----- Text shown

And I continued to do this thing until it became Black Zero.

Aldo Tambellini, performance of Black Zero, 1965, at Black Gate Theater. Photo by Ehrlich.

 

AI: And then later you would perform it at the experimental venue for performance, installation, and film you opened. Could you tell me about Gate Theater?

Aldo: My companion Elsa and I were living together, and we opened up a theater in the lower east side in the middle of the 60s, called the Gate Theater, […] and everyday we did a program that was an hour and a half of experimental film. […] The theater seated about 200 people and it was always filled. The program including some of my films. We only charged a dollar and a half. And then on the weekend we had a group called Theater Ridiculous. They were mostly people […] from [Warhol’s] Factory […]. We were very open in the thinking we were doing. Do you know who Stan Brakhage is, the filmmaker? We used to show a lot of Brakhage. We never showed Warhol, no. And then we had Jack Smith. Jack Smith was also part of the Theater Ridiculous, he used to be there live every weekend. […] There’s a whole history of that time, you know.

And then upstairs there was a larger room, it must have been something for dance, for rehearsal or something, it was like a platform and painted black. There were no lights, but there were a lot of outlets in the wall. Do you know the artist Otto Piene, from Germany? He became a good friend of mine. There’s some similar connection, between him and I. He had a group called Zero in Germany and later became the director of the Center for Advanced Visual Studies at MIT, and that’s the reason why I ended up in Cambridge. He asked me to become a Fellow, and I was a Fellow for eight years working at the place there, which was more like engineers and artists working together. He and I opened up the Black Gate upstairs and we had very experimental kind of work. […] Not everyday, only every so often. […].

[…] Do you know who Nam June Paik is? […] He was a good friend of mine. He did some at the Black Gate, but no video. And Charlotte Moorman, you know, they used to work together.

AI: Could you tell me about your background in sound, and how you incorporate sound in your films, particularly in the Black Films?

AT: Well… when I was at Syracuse University in the 1950s,  […] I took a course from a musician, a woman who was from Vienna, and she was a student of Schoenberg, one of the modern musicians. […] She used to play the records and then talk about them. […] She played Stravinsky, and she played Alban Berg, and she played Varese. Varese was a French composer and the piece that she played was called “Ionisation,” and that piece, which is a very modern piece, has a siren in it—like the rarrrr-rarrrr-rarrrrrr!—which was kind of unusual for me. I began to realize later on that he was obviously influenced by the Futurists because it’s a concrete sound—it’s not played by an instrument. So he mixed that with sounds played by instrument.

----------
----- Extracted material

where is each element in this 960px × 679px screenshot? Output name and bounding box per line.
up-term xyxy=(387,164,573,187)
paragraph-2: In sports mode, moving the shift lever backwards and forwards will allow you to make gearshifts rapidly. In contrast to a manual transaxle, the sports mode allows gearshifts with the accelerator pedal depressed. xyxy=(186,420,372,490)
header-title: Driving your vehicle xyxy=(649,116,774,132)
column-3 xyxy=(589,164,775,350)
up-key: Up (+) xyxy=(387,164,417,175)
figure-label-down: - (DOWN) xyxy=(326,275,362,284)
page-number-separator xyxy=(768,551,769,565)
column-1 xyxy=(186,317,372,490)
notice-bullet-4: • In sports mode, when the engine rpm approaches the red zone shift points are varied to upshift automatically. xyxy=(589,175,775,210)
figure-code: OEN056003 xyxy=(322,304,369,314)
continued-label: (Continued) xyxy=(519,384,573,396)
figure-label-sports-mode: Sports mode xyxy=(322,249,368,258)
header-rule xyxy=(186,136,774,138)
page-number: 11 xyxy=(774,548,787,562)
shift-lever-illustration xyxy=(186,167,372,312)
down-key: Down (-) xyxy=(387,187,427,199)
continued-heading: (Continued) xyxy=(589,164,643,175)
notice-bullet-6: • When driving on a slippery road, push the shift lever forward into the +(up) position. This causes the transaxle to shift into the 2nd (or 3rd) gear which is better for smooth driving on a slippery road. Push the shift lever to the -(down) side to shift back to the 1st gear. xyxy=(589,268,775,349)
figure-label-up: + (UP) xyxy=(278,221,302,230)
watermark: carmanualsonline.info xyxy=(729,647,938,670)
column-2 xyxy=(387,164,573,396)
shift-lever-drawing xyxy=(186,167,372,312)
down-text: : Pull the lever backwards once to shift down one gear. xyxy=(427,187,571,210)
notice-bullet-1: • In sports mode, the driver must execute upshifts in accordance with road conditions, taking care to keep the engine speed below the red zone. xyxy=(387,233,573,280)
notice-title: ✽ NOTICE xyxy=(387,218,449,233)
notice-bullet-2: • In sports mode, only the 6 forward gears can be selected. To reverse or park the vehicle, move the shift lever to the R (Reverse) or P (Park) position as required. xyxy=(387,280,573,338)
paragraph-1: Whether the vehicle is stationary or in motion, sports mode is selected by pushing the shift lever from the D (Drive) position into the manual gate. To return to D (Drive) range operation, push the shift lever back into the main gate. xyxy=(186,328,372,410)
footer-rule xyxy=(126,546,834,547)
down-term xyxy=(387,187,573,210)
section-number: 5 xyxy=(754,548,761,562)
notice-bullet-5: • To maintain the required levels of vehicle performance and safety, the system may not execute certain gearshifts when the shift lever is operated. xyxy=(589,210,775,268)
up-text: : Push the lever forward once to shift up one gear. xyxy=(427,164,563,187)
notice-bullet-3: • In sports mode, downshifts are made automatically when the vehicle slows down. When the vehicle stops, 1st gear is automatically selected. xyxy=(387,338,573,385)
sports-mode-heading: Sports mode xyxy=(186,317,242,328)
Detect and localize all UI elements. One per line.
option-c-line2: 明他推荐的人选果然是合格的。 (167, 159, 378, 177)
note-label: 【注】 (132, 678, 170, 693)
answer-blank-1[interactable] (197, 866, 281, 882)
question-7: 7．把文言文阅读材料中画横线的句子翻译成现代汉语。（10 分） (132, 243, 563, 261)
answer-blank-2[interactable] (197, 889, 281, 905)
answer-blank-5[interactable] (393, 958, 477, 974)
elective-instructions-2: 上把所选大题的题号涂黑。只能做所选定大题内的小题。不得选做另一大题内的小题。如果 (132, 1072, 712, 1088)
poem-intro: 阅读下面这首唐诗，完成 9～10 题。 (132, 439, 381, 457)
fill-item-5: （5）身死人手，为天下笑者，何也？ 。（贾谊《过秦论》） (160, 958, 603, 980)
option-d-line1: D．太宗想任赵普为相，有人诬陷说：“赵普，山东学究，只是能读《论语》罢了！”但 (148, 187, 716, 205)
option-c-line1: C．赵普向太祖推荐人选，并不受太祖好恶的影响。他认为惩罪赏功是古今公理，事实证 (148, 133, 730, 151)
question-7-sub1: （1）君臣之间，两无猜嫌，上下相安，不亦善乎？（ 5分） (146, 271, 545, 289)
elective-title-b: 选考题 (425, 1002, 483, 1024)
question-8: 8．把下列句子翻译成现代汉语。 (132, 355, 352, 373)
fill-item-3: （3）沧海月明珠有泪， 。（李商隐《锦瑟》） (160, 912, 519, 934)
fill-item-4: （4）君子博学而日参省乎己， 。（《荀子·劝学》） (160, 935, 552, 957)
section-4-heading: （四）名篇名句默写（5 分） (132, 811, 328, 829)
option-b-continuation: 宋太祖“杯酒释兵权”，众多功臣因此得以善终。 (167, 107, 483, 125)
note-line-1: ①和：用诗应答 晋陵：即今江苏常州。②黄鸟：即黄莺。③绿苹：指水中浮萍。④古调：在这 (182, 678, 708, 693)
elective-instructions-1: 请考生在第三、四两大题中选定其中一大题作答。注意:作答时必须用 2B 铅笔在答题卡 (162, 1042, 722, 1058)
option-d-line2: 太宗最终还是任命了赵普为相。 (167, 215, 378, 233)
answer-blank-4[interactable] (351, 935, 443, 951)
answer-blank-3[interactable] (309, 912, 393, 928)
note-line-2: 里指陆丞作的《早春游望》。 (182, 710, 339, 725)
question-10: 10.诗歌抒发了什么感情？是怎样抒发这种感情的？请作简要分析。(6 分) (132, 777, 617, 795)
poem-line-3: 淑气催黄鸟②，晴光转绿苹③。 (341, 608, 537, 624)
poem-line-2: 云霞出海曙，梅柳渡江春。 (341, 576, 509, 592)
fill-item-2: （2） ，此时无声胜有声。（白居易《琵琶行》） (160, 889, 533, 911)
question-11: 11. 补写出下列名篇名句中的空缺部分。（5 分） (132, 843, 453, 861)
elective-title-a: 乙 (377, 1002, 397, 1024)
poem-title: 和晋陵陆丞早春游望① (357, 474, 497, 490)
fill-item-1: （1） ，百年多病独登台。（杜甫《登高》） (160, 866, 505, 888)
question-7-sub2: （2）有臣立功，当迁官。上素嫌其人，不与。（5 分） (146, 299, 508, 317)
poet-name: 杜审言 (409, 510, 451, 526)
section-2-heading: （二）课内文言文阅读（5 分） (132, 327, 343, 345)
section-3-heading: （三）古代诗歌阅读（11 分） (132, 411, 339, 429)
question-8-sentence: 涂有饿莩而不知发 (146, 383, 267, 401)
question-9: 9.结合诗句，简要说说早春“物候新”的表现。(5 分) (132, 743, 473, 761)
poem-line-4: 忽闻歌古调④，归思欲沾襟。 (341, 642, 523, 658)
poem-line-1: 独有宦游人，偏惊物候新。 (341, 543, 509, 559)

----------

> Given problem:
Extend the Aldo Tambellini interview past its final sentence, carrying on his answer about sound in his work.

> Solved problem:
My first videotape was actually shining light directly on the camera. And if you do that, direct light will make black spots on the camera. From there on everything you do that comes out is going to have black spots in the visual. So I did that. […] I found out there was a place by the airport in New York, it was called Video Flight […] They were making film into video, for the airplane. So I went there, and while they were making a copy of my first video I saw a different kind of pattern, an electronic pattern coming out, which was the electronic machine “understanding.” The machine understood this electronic pattern and it was making it to regular copy. And I said, “Would it be okay if I came back and I took some of those electronic images.” They said that was fine. So I went there and there were copies of these electronic images and I began to improvise sound with my voice, like ohohohoooooo—ahwwwwaaaaoaaa. Totally improvised as I was watching. That became the soundtrack!

Then I made another video tape and someone made me a [an instrument] and they were moderating the sound as I was doing it, in other words— switching the needle there, so that the sound would be modulated. It was all an experiment. I don’t consider myself a musician. […] It came naturally.

And I also had a lot of friends who were musicians. Mostly jazz though, avant-garde jazz. And then I knew people who did the electronic also.

AI: It seems like in the 60s a lot of artists who were collaborating and incorporating musicians in their work were largely gravitating towards Rock music. I was curious, what drew you to jazz?

AT: When I was in New York in the 60s there used to be a radio station […] in Manhattan, they used to play jazz a certain time of the week. And the disc jockey used to explain the history of jazz, he used to explain about the musicians, and gave a lot of educational ideas. So I learned a lot, but I was also interested because to me, it was the real American music. It was not European music and it came from black people originally, from the slavery time, and then began to change. […] But I never was interested in Rock n’ Roll or the Beatles or the Rolling Stones. No, no. They’re nice, they’re pleasant, but I consider […] jazz a creative form that came […] not because [the musicians] went to college to study music and all that, but it was a natural kind of development and became more and more complex until the 60s when they had free jazz, which became the most avant-garde popular jazz. […] I don’t know how to explain it, but somehow the Rock music never got me excited. I listened to it, I heard it,  but I’m definitely with the jazz and maybe electronic music. Rock n’ Roll to me was always a performance kind of art more than a musician kind of an art […]

AI: Could you tell me about the upcoming event in London?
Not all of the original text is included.